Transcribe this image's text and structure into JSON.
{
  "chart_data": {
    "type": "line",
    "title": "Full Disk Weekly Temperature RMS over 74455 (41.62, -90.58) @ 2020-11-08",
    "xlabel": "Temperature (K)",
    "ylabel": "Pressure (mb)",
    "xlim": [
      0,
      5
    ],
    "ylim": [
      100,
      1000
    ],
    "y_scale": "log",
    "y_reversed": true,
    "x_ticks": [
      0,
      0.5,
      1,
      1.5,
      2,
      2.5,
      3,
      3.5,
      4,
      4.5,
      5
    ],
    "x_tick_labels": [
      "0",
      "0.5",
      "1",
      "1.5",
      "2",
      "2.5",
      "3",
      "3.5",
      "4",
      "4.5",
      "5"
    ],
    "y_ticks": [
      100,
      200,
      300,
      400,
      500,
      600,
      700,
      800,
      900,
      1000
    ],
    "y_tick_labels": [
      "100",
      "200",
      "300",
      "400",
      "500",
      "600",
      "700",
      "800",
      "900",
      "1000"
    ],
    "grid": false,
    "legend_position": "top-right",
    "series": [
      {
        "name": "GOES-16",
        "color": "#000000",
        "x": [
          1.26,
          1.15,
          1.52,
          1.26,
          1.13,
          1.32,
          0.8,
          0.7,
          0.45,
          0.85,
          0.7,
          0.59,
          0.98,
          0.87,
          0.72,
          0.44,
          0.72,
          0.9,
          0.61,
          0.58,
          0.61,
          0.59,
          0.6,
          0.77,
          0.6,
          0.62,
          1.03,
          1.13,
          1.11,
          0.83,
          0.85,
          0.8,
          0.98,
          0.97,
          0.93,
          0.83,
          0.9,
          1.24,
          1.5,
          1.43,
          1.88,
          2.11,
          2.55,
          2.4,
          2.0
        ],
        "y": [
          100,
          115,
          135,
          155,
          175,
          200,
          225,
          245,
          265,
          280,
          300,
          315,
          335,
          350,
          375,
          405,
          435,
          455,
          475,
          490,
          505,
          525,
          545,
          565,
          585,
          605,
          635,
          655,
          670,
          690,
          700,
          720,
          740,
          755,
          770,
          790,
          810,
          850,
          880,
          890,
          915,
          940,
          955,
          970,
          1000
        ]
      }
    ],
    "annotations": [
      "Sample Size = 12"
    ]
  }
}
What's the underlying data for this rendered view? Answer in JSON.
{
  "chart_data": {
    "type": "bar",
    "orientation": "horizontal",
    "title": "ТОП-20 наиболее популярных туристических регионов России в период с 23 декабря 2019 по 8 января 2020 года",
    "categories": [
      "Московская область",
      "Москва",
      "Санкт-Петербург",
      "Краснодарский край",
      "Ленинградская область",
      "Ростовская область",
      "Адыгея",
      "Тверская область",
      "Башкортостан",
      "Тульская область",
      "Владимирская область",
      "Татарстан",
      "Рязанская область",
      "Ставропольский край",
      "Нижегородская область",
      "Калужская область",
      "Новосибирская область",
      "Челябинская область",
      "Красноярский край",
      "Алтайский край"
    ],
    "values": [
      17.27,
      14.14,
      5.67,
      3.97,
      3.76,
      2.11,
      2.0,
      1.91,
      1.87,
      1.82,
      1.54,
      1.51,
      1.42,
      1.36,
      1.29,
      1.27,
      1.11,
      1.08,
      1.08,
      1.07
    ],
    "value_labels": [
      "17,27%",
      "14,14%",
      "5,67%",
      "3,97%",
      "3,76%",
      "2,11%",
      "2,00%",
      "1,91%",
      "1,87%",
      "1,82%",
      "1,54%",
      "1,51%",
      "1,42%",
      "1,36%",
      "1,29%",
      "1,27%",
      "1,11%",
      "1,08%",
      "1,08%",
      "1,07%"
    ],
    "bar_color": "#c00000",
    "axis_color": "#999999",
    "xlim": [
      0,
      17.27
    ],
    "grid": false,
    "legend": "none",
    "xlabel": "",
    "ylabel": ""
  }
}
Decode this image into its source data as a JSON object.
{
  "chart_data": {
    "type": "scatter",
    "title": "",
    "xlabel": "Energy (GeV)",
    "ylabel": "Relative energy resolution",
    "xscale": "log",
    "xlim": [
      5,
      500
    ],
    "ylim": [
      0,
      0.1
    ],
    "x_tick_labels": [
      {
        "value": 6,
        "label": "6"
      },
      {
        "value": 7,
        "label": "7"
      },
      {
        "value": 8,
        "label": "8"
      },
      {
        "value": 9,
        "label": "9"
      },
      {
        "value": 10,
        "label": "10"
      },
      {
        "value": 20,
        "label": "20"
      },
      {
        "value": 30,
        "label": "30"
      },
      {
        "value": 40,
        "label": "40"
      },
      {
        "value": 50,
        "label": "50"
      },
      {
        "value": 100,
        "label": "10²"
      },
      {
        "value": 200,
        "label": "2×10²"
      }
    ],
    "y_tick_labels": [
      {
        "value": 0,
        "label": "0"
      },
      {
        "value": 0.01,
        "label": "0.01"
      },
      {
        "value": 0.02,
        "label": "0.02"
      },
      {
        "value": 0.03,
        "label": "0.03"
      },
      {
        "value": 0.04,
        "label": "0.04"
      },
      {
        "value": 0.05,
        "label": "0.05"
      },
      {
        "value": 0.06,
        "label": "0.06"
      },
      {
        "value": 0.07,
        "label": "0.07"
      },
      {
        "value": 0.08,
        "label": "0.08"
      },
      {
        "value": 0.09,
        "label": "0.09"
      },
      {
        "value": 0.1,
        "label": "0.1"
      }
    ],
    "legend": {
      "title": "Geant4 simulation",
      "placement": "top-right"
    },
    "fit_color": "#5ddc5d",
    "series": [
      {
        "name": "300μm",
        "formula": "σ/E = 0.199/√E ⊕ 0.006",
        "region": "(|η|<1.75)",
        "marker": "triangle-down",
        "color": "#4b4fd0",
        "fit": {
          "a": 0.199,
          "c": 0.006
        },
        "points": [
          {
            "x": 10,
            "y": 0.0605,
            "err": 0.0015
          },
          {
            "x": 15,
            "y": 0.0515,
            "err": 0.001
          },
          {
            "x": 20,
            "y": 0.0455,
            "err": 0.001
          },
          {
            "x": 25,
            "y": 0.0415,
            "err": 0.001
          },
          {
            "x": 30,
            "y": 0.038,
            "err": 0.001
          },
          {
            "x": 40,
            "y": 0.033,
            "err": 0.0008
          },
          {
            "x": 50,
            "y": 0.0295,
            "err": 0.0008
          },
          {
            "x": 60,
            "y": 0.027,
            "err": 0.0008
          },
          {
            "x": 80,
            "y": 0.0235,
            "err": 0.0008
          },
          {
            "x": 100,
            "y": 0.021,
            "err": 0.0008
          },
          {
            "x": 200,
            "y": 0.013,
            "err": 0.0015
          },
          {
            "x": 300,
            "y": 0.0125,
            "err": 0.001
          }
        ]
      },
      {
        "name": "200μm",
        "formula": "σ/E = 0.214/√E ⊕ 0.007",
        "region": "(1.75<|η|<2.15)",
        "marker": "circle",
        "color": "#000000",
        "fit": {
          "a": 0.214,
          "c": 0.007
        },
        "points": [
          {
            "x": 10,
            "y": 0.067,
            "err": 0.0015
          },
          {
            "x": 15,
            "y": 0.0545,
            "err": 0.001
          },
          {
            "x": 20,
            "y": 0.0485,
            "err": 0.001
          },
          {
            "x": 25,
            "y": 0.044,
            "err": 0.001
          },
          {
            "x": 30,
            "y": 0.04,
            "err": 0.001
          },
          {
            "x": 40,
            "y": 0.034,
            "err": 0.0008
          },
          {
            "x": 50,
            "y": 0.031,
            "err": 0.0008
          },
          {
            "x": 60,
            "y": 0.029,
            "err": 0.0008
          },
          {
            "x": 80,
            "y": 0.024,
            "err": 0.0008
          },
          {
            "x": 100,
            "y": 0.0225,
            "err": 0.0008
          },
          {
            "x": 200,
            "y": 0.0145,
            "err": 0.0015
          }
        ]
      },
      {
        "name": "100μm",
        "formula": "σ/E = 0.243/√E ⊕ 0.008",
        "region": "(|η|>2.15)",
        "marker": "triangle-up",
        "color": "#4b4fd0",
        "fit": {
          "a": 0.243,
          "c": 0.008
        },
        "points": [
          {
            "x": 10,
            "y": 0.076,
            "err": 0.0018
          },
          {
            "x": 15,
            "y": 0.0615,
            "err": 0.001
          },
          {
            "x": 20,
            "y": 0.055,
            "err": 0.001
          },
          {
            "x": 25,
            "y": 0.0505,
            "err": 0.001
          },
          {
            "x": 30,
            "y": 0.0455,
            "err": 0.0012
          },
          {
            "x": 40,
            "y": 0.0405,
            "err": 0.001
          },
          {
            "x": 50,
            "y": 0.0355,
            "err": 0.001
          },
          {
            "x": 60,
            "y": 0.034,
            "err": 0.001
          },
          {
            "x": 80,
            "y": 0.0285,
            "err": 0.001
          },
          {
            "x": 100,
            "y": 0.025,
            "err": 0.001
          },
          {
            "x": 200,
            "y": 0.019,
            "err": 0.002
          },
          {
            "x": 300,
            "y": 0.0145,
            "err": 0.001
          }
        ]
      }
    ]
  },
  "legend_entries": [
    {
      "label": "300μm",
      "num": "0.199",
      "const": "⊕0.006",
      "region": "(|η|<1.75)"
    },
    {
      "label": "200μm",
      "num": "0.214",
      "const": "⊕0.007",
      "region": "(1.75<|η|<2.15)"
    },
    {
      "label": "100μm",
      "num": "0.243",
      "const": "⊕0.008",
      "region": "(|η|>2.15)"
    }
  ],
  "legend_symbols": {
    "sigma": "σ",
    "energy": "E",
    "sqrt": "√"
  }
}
---
▸ Exercise description:
Search the lines above for the string "marker" and copy each line that has it.

▸ Task solution:
        "marker": "triangle-down",
        "marker": "circle",
        "marker": "triangle-up",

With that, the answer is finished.